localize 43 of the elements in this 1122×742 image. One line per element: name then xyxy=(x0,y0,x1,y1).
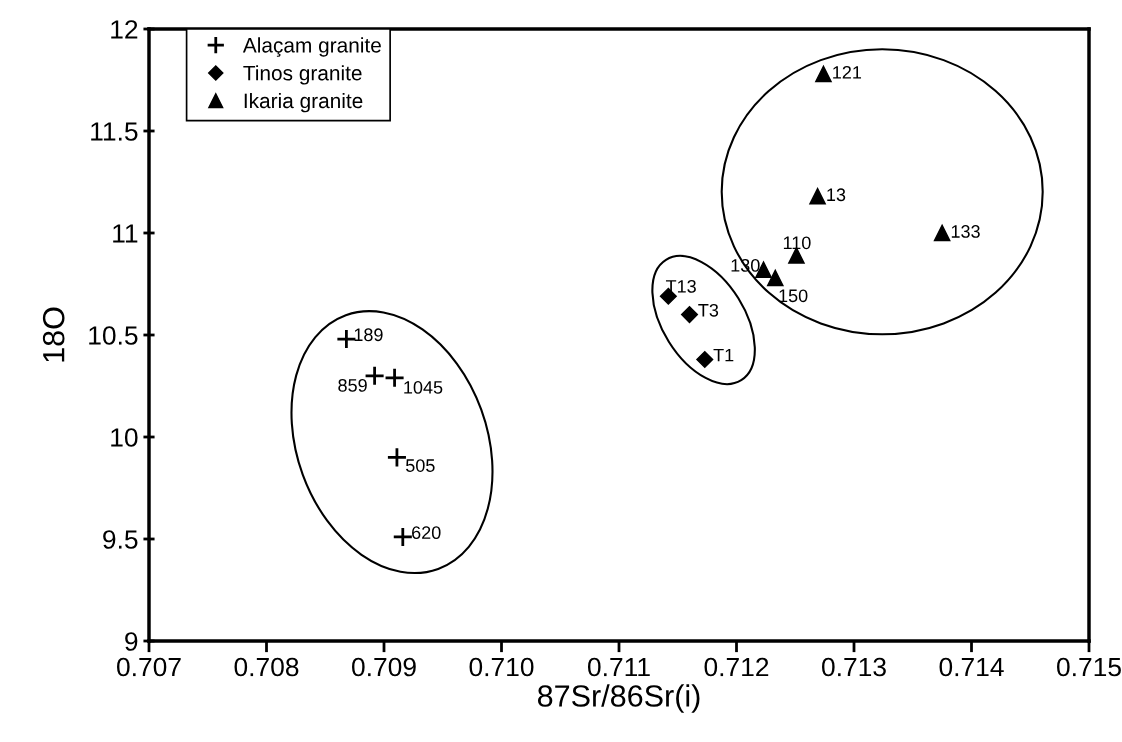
x-tick-label: 0.710 xyxy=(469,657,534,677)
annotation: 859 xyxy=(338,378,367,392)
x-tick-label: 0.715 xyxy=(1057,657,1121,677)
x-tick-label: 0.711 xyxy=(587,657,650,677)
annotation: 110 xyxy=(783,236,811,250)
y-axis-title: 18O xyxy=(42,307,65,362)
annotation: 13 xyxy=(827,188,846,202)
annotation: 121 xyxy=(833,65,862,79)
annotation: 133 xyxy=(951,225,980,238)
annotation: T3 xyxy=(698,303,719,317)
y-tick-label: 10.5 xyxy=(89,326,138,345)
point xyxy=(933,224,951,242)
point xyxy=(809,187,826,205)
y-tick-label: 10 xyxy=(111,428,138,447)
annotation: 1045 xyxy=(404,381,443,394)
legend-label: Alaçam granite xyxy=(242,37,381,57)
point xyxy=(680,306,699,324)
y-tick-label: 9 xyxy=(125,632,138,651)
annotation: T1 xyxy=(713,348,734,362)
annotation: T13 xyxy=(665,279,696,293)
x-tick-label: 0.714 xyxy=(939,657,1004,677)
y-tick-label: 9.5 xyxy=(103,530,138,549)
annotation: 150 xyxy=(779,289,808,303)
legend-label: Ikaria granite xyxy=(244,92,363,113)
point xyxy=(815,65,832,83)
annotation: 189 xyxy=(354,328,383,342)
annotation: 620 xyxy=(412,526,441,540)
x-tick-label: 0.707 xyxy=(117,657,181,677)
legend-label: Tinos granite xyxy=(243,65,362,85)
x-tick-label: 0.712 xyxy=(704,657,769,677)
x-tick-label: 0.709 xyxy=(352,657,416,677)
x-tick-label: 0.708 xyxy=(234,657,299,677)
x-axis-title: 87Sr/86Sr(i) xyxy=(537,684,700,713)
y-tick-label: 12 xyxy=(111,20,138,39)
y-tick-label: 11 xyxy=(113,224,138,243)
point xyxy=(386,446,408,468)
point xyxy=(384,367,405,389)
y-tick-label: 11.5 xyxy=(91,122,138,141)
point xyxy=(392,526,414,548)
point xyxy=(766,269,784,287)
annotation: 505 xyxy=(405,459,435,472)
x-tick-label: 0.713 xyxy=(822,657,886,677)
point xyxy=(696,350,714,369)
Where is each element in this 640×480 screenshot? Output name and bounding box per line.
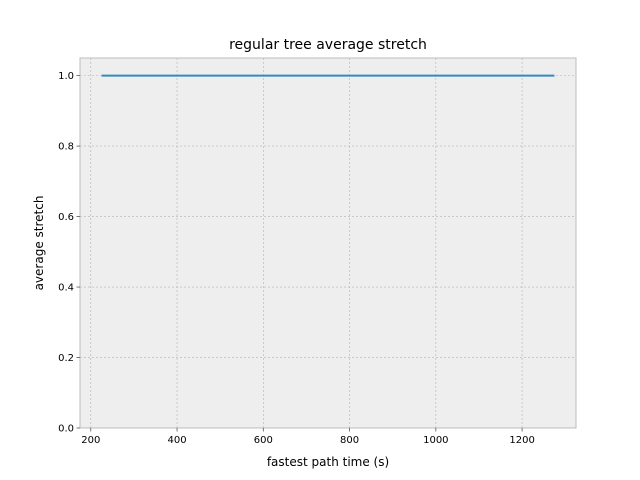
x-tick-label: 400 — [167, 435, 186, 446]
x-axis-label: fastest path time (s) — [267, 455, 389, 469]
y-tick-label: 0.4 — [58, 283, 74, 294]
plot-background — [80, 58, 576, 428]
x-tick-label: 1200 — [509, 435, 534, 446]
chart-title: regular tree average stretch — [229, 37, 427, 53]
y-axis: 0.0 0.2 0.4 0.6 0.8 1.0 — [58, 71, 80, 435]
y-tick-label: 0.2 — [58, 353, 74, 364]
x-tick-label: 1000 — [423, 435, 448, 446]
y-axis-label: average stretch — [32, 196, 46, 291]
y-tick-label: 0.8 — [58, 142, 74, 153]
y-tick-label: 1.0 — [58, 71, 74, 82]
x-tick-label: 200 — [81, 435, 100, 446]
y-tick-label: 0.6 — [58, 212, 74, 223]
plot-frame — [79, 57, 577, 429]
x-tick-label: 600 — [254, 435, 273, 446]
y-tick-label: 0.0 — [58, 424, 74, 435]
x-tick-label: 800 — [340, 435, 359, 446]
x-axis: 200 400 600 800 1000 1200 — [81, 428, 535, 446]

| PROBLEM STATEMENT |
Copy the listing above word for word, leaving out the pictures.

| FULL ANSWER |
localize 43 of the elements in this 1122×742 image. One line per element: name then xyxy=(x0,y0,x1,y1).
x-tick-label: 0.710 xyxy=(469,657,534,677)
annotation: 859 xyxy=(338,378,367,392)
x-tick-label: 0.715 xyxy=(1057,657,1121,677)
x-tick-label: 0.711 xyxy=(587,657,650,677)
annotation: 110 xyxy=(783,236,811,250)
y-axis-title: 18O xyxy=(42,307,65,362)
annotation: 13 xyxy=(827,188,846,202)
annotation: 121 xyxy=(833,65,862,79)
annotation: 133 xyxy=(951,225,980,238)
annotation: T3 xyxy=(698,303,719,317)
y-tick-label: 10.5 xyxy=(89,326,138,345)
point xyxy=(933,224,951,242)
point xyxy=(809,187,826,205)
y-tick-label: 10 xyxy=(111,428,138,447)
annotation: 1045 xyxy=(404,381,443,394)
legend-label: Alaçam granite xyxy=(242,37,381,57)
point xyxy=(680,306,699,324)
y-tick-label: 9 xyxy=(125,632,138,651)
annotation: T1 xyxy=(713,348,734,362)
annotation: T13 xyxy=(665,279,696,293)
x-tick-label: 0.714 xyxy=(939,657,1004,677)
y-tick-label: 9.5 xyxy=(103,530,138,549)
annotation: 150 xyxy=(779,289,808,303)
legend-label: Ikaria granite xyxy=(244,92,363,113)
point xyxy=(815,65,832,83)
annotation: 189 xyxy=(354,328,383,342)
annotation: 620 xyxy=(412,526,441,540)
x-tick-label: 0.707 xyxy=(117,657,181,677)
legend-label: Tinos granite xyxy=(243,65,362,85)
x-tick-label: 0.712 xyxy=(704,657,769,677)
x-tick-label: 0.709 xyxy=(352,657,416,677)
x-tick-label: 0.708 xyxy=(234,657,299,677)
x-axis-title: 87Sr/86Sr(i) xyxy=(537,684,700,713)
y-tick-label: 12 xyxy=(111,20,138,39)
y-tick-label: 11 xyxy=(113,224,138,243)
point xyxy=(386,446,408,468)
point xyxy=(384,367,405,389)
y-tick-label: 11.5 xyxy=(91,122,138,141)
point xyxy=(392,526,414,548)
point xyxy=(766,269,784,287)
annotation: 505 xyxy=(405,459,435,472)
x-tick-label: 0.713 xyxy=(822,657,886,677)
point xyxy=(696,350,714,369)
Where is each element in this 640×480 screenshot? Output name and bounding box per line.
x-tick-label: 400 — [167, 435, 186, 446]
x-axis-label: fastest path time (s) — [267, 455, 389, 469]
y-tick-label: 0.4 — [58, 283, 74, 294]
plot-background — [80, 58, 576, 428]
x-tick-label: 1200 — [509, 435, 534, 446]
chart-title: regular tree average stretch — [229, 37, 427, 53]
y-axis: 0.0 0.2 0.4 0.6 0.8 1.0 — [58, 71, 80, 435]
y-tick-label: 0.2 — [58, 353, 74, 364]
x-tick-label: 1000 — [423, 435, 448, 446]
y-axis-label: average stretch — [32, 196, 46, 291]
y-tick-label: 0.8 — [58, 142, 74, 153]
y-tick-label: 1.0 — [58, 71, 74, 82]
x-tick-label: 200 — [81, 435, 100, 446]
y-tick-label: 0.6 — [58, 212, 74, 223]
plot-frame — [79, 57, 577, 429]
x-tick-label: 600 — [254, 435, 273, 446]
y-tick-label: 0.0 — [58, 424, 74, 435]
x-tick-label: 800 — [340, 435, 359, 446]
x-axis: 200 400 600 800 1000 1200 — [81, 428, 535, 446]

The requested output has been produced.